**Excerpted data**
======

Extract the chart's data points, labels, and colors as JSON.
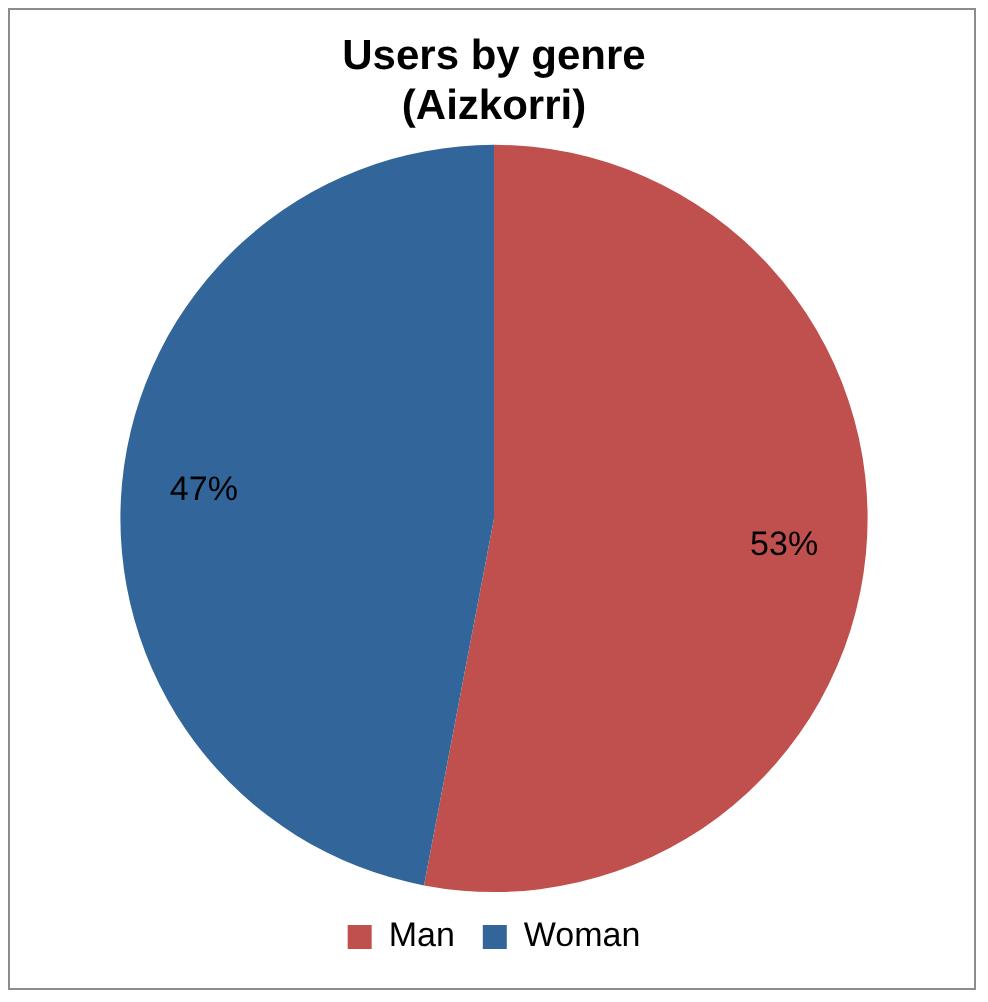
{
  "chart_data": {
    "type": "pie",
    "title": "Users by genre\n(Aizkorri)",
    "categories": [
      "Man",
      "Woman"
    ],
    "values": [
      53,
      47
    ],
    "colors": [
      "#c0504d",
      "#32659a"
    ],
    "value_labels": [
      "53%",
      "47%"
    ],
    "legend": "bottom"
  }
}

======

**What you have to do**
Give back the whole listing as it stands, minus its pictures.

**Exercise result**
Extract the chart's data points, labels, and colors as JSON.
{
  "chart_data": {
    "type": "pie",
    "title": "Users by genre\n(Aizkorri)",
    "categories": [
      "Man",
      "Woman"
    ],
    "values": [
      53,
      47
    ],
    "colors": [
      "#c0504d",
      "#32659a"
    ],
    "value_labels": [
      "53%",
      "47%"
    ],
    "legend": "bottom"
  }
}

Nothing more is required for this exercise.